* start *

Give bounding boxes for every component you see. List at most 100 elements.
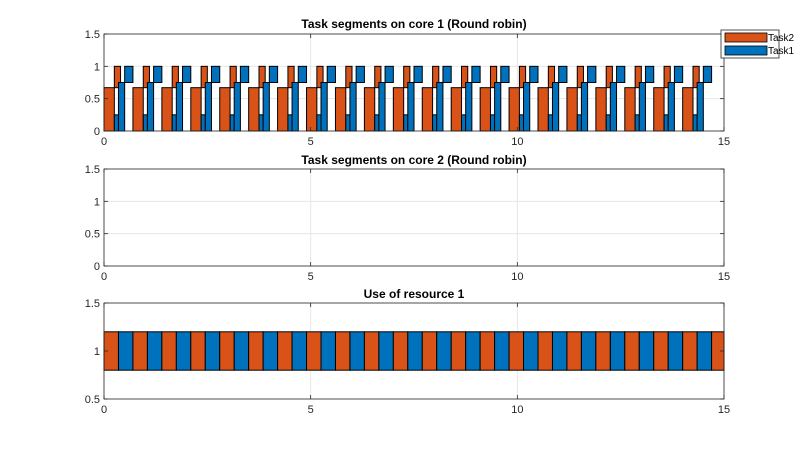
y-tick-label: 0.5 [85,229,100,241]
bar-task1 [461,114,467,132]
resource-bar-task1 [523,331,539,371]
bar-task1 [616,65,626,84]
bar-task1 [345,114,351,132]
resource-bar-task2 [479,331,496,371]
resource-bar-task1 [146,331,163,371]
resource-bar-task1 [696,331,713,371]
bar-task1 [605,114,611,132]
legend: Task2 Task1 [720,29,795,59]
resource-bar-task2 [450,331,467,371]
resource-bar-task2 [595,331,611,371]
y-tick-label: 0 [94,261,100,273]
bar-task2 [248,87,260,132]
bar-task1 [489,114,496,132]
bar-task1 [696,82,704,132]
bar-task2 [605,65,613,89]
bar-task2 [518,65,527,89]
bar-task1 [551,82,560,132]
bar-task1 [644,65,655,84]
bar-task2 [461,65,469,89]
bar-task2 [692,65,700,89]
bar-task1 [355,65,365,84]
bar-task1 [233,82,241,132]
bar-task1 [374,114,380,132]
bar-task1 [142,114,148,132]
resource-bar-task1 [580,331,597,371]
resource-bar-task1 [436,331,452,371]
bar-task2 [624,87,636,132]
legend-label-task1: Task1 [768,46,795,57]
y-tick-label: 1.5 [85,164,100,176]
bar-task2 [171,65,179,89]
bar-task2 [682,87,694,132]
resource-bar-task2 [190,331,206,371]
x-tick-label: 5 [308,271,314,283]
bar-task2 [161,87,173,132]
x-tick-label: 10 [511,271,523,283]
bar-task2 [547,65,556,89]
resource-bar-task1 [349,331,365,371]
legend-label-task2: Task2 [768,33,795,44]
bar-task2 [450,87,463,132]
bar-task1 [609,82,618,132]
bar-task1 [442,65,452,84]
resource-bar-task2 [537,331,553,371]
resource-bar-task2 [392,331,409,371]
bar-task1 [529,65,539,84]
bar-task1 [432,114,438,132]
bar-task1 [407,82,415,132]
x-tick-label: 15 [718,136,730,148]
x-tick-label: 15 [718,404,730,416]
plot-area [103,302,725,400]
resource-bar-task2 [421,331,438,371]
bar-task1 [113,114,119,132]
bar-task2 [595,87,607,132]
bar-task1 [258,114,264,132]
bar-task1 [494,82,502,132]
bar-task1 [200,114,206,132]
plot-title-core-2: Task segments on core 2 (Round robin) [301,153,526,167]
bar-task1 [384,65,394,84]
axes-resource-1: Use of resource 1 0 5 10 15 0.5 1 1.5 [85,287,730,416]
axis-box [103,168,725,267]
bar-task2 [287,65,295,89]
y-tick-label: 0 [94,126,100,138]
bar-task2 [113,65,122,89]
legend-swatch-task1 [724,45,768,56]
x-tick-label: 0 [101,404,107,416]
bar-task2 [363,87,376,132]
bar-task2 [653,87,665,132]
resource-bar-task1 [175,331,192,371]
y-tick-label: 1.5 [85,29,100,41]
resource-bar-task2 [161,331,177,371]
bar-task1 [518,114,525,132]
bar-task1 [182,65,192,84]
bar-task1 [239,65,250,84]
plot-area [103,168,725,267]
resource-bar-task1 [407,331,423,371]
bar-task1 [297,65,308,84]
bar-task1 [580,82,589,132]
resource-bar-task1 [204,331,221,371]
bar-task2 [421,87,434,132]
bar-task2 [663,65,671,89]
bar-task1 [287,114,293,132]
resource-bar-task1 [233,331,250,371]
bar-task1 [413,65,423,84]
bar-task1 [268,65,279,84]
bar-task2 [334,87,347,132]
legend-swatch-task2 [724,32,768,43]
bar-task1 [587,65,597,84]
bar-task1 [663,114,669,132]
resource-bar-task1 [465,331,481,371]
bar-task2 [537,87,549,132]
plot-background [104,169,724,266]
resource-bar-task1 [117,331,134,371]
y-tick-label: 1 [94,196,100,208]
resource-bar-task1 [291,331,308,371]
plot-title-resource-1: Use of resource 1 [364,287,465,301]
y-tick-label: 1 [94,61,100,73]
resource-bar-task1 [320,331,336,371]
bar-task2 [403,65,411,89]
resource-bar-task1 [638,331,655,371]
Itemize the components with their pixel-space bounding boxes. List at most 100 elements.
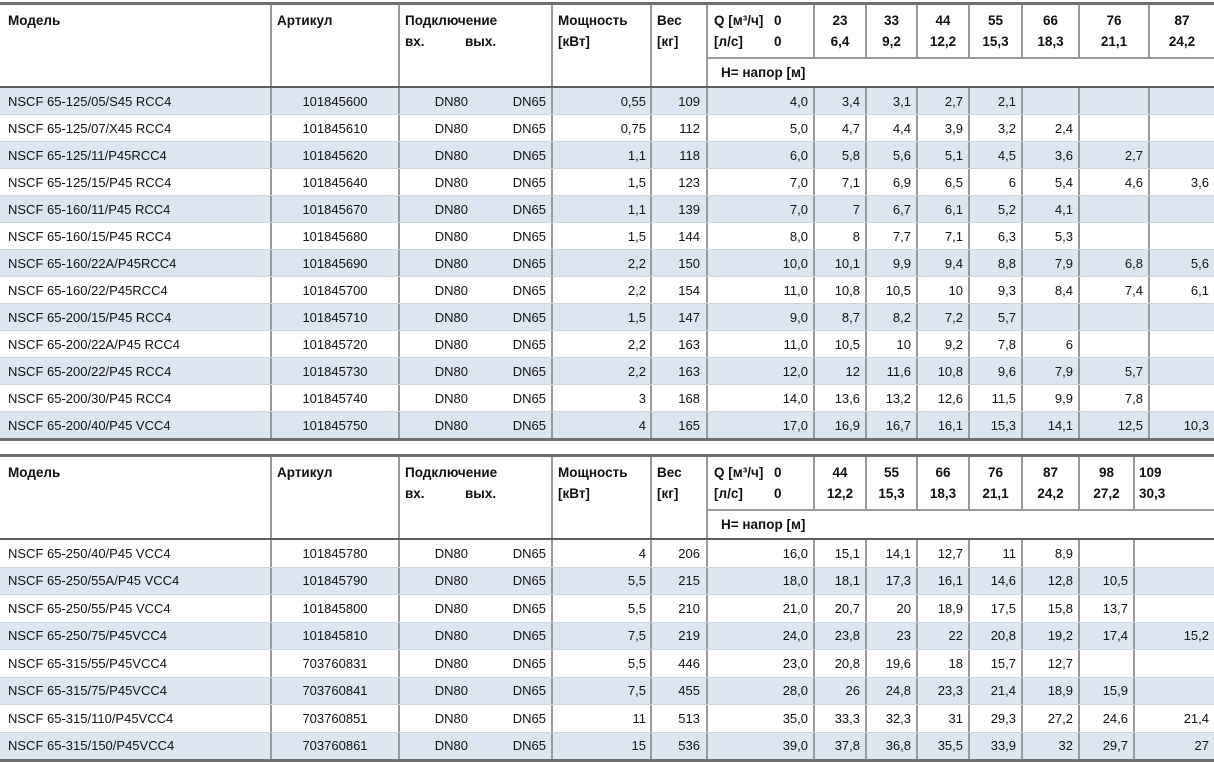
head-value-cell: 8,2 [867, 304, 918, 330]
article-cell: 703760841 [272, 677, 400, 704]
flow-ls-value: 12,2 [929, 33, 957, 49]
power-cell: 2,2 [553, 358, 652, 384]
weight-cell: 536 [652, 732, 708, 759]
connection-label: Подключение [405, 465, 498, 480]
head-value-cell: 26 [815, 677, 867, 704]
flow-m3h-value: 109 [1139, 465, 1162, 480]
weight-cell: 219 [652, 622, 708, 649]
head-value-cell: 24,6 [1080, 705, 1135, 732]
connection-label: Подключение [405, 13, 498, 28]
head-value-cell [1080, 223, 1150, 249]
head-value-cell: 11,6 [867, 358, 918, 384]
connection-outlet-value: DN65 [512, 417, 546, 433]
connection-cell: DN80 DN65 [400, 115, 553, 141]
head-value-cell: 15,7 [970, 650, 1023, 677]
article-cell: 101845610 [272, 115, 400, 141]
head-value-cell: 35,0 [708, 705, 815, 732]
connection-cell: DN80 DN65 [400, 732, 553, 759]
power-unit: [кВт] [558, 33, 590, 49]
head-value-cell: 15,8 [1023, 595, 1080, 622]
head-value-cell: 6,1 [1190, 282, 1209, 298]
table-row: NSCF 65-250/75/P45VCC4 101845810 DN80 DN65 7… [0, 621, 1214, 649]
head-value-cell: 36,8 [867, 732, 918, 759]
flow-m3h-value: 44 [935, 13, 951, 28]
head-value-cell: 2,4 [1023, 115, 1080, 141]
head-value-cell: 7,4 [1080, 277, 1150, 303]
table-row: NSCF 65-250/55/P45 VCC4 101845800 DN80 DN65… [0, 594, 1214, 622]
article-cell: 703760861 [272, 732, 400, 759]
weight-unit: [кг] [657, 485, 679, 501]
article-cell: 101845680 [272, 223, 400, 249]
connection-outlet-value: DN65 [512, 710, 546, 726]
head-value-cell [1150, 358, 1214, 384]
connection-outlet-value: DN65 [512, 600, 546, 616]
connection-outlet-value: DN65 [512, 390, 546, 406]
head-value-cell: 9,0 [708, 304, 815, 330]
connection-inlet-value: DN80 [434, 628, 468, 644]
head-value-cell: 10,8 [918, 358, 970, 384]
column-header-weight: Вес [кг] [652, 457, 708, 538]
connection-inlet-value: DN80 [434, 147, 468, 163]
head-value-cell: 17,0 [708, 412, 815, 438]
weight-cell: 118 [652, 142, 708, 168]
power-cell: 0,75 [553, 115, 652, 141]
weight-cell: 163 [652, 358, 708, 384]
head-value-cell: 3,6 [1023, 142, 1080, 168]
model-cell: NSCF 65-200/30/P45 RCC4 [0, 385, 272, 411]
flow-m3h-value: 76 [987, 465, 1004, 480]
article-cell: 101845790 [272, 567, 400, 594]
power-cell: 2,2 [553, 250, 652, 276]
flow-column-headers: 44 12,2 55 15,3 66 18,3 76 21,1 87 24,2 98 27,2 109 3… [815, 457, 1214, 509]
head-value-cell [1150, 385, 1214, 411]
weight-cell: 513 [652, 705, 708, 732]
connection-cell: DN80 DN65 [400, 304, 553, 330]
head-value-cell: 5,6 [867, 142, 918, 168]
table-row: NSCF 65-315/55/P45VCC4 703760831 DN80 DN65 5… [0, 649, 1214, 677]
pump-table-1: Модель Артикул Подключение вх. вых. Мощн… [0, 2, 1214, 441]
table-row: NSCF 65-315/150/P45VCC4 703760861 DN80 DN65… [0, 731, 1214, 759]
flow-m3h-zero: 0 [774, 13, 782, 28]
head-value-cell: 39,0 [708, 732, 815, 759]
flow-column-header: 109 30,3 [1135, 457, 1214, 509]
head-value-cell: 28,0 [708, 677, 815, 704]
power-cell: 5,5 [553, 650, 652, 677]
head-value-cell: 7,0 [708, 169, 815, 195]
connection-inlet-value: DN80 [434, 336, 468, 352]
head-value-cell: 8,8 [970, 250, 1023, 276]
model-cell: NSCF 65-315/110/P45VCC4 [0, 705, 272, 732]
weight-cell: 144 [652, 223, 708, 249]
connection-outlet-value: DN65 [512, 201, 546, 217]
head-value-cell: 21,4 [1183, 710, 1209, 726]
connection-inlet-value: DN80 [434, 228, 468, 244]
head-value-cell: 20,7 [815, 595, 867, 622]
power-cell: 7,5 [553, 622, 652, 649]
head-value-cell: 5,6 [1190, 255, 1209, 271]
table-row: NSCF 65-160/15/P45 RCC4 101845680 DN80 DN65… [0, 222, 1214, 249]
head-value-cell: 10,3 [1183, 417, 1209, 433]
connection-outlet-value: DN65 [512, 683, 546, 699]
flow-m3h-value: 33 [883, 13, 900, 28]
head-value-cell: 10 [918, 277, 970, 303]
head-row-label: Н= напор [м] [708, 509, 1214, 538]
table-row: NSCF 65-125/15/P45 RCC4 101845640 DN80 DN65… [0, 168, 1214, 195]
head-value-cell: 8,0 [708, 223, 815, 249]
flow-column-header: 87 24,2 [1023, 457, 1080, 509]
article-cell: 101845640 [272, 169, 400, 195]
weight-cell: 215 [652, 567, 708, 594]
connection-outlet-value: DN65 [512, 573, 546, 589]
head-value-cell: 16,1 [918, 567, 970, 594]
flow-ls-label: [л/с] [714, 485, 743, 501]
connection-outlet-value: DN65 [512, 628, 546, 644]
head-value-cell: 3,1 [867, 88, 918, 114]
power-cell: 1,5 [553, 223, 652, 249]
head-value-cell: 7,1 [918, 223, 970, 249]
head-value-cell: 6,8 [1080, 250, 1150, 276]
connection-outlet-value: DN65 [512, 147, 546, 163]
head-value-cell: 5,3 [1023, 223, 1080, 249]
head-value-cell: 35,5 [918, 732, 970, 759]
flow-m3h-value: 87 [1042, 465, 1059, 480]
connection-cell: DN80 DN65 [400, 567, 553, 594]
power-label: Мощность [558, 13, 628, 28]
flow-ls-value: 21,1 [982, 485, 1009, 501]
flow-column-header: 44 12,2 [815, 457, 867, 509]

* end *
* start *

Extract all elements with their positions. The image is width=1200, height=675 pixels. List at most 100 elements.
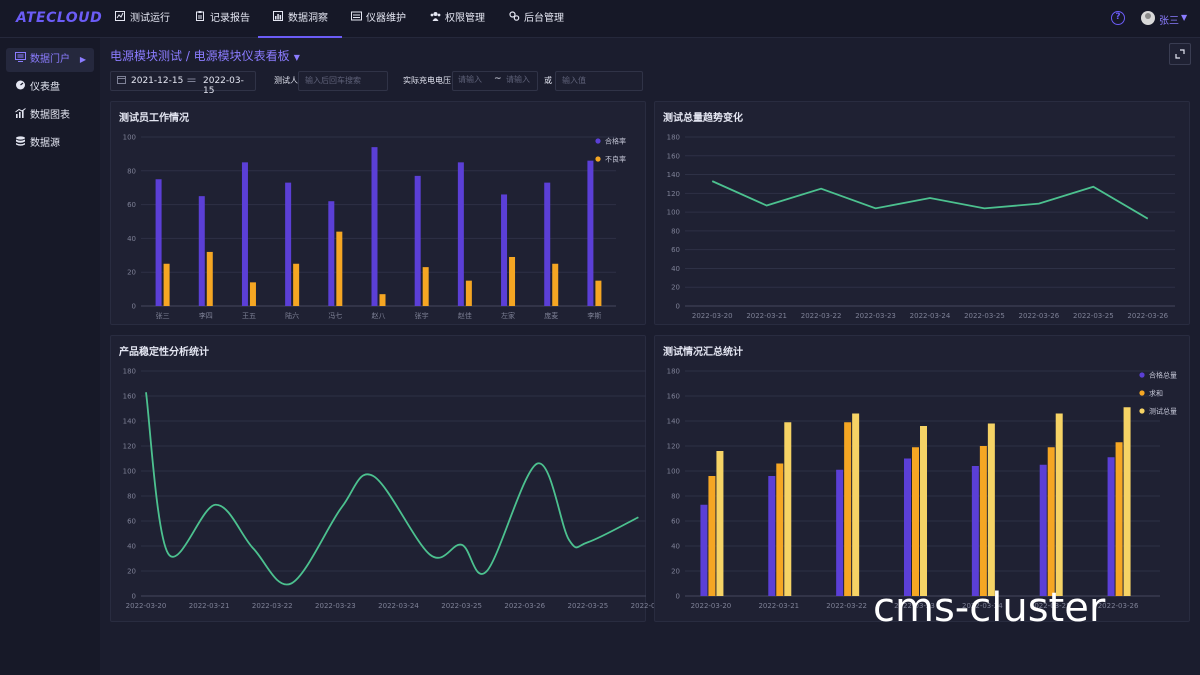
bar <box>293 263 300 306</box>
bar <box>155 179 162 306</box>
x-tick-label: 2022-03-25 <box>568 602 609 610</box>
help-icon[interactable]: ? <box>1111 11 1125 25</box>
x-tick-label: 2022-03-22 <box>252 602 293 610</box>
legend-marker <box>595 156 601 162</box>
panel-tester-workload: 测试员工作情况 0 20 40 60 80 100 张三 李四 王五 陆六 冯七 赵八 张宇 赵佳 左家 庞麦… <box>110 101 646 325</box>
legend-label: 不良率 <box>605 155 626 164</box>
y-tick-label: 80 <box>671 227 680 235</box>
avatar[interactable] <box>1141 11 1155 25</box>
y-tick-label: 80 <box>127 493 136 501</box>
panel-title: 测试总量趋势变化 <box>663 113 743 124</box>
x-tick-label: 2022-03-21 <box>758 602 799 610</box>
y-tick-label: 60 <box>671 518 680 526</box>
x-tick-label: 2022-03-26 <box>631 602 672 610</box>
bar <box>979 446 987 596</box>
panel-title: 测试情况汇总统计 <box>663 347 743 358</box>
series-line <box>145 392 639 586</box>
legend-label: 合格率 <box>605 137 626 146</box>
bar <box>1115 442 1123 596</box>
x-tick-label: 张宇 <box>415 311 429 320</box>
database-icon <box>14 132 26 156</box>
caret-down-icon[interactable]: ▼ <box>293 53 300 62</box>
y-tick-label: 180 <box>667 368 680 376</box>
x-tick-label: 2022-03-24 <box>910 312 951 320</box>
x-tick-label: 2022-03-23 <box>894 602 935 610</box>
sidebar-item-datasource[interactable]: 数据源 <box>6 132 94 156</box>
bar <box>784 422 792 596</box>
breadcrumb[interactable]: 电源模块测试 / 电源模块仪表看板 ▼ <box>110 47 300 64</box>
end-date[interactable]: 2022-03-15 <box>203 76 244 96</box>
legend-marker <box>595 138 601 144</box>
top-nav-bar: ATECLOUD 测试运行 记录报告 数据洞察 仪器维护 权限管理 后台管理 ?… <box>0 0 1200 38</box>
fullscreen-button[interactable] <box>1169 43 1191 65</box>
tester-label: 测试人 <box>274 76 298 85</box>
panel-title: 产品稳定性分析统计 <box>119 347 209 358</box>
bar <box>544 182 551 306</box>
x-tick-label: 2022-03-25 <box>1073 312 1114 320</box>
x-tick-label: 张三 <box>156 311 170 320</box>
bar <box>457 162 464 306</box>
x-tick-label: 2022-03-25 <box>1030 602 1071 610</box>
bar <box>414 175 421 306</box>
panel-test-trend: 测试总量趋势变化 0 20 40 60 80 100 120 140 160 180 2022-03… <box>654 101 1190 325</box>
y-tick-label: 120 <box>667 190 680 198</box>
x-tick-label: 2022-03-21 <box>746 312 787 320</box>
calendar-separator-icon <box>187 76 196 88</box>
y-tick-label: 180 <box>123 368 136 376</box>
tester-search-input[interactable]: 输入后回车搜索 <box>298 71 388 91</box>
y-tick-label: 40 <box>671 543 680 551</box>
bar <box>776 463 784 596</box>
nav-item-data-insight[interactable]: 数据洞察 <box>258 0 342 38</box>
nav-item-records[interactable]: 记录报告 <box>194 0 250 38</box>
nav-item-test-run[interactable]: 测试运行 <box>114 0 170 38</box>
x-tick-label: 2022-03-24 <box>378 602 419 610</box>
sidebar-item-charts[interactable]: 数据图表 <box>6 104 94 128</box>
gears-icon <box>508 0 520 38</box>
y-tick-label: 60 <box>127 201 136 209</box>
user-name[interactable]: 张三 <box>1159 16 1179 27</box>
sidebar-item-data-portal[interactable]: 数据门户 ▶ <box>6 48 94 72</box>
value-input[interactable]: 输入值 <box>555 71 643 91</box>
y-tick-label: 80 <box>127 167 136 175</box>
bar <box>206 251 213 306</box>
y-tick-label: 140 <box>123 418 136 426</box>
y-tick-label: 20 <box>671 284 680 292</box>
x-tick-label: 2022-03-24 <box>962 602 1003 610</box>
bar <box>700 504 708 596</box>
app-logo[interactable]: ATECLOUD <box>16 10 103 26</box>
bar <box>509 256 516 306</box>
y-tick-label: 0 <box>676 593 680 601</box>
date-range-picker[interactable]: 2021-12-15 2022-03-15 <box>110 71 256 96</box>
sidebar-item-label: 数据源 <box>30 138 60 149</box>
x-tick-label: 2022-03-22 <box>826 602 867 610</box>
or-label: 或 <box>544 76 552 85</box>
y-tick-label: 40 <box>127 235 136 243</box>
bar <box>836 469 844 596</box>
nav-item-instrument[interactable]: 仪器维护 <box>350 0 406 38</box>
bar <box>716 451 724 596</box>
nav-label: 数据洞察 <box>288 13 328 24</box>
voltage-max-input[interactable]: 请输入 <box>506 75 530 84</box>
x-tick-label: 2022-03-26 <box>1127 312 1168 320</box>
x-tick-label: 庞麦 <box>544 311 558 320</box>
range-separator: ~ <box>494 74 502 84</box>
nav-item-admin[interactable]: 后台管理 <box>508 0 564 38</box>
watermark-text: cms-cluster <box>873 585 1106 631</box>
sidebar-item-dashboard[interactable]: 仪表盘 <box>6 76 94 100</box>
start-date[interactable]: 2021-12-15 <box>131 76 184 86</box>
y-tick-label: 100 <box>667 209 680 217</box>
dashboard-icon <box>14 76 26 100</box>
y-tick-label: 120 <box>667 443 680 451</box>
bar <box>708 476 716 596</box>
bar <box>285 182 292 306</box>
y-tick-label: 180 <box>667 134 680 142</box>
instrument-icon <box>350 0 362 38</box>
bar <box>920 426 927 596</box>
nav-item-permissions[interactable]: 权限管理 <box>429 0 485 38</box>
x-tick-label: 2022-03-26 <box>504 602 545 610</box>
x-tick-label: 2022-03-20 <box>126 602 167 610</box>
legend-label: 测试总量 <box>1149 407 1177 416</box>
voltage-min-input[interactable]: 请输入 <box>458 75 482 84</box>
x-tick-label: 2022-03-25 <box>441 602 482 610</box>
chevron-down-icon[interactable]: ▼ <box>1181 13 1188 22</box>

* end *

WRITTEN EXERCISE: Please update the rows from the one holding "y-tick-label: 0.5 [85,229,100,241]" through the one holding "bar-task1 [384,65,394,84]", both included, by writing "y-axis-label" wherever "y-tick-label" appears, and give back only those rows with nothing else changed.

EXPECTED ANSWER:
y-axis-label: 0.5 [85,229,100,241]
bar-task1 [461,114,467,132]
resource-bar-task1 [523,331,539,371]
bar-task1 [616,65,626,84]
bar-task1 [345,114,351,132]
resource-bar-task2 [479,331,496,371]
resource-bar-task1 [146,331,163,371]
resource-bar-task1 [696,331,713,371]
bar-task1 [605,114,611,132]
legend: Task2 Task1 [720,29,795,59]
resource-bar-task2 [450,331,467,371]
resource-bar-task2 [595,331,611,371]
y-axis-label: 0 [94,261,100,273]
bar-task2 [248,87,260,132]
bar-task1 [489,114,496,132]
bar-task1 [696,82,704,132]
bar-task2 [605,65,613,89]
bar-task2 [518,65,527,89]
bar-task1 [551,82,560,132]
bar-task1 [644,65,655,84]
bar-task2 [461,65,469,89]
bar-task2 [692,65,700,89]
bar-task1 [355,65,365,84]
bar-task1 [233,82,241,132]
bar-task1 [374,114,380,132]
bar-task1 [142,114,148,132]
resource-bar-task1 [580,331,597,371]
resource-bar-task1 [436,331,452,371]
bar-task2 [624,87,636,132]
legend-label-task1: Task1 [768,46,795,57]
y-axis-label: 1.5 [85,164,100,176]
bar-task2 [171,65,179,89]
bar-task2 [682,87,694,132]
resource-bar-task2 [190,331,206,371]
x-tick-label: 5 [308,271,314,283]
bar-task2 [161,87,173,132]
x-tick-label: 10 [511,271,523,283]
bar-task2 [547,65,556,89]
resource-bar-task1 [349,331,365,371]
legend-label-task2: Task2 [768,33,795,44]
bar-task2 [450,87,463,132]
bar-task1 [609,82,618,132]
bar-task1 [442,65,452,84]
resource-bar-task2 [537,331,553,371]
resource-bar-task2 [392,331,409,371]
bar-task1 [529,65,539,84]
bar-task1 [432,114,438,132]
bar-task1 [407,82,415,132]
x-tick-label: 15 [718,136,730,148]
x-tick-label: 15 [718,404,730,416]
plot-area [103,302,725,400]
resource-bar-task2 [421,331,438,371]
bar-task1 [113,114,119,132]
bar-task2 [595,87,607,132]
bar-task1 [258,114,264,132]
bar-task1 [494,82,502,132]
bar-task1 [200,114,206,132]
plot-title-core-2: Task segments on core 2 (Round robin) [301,153,526,167]
bar-task1 [384,65,394,84]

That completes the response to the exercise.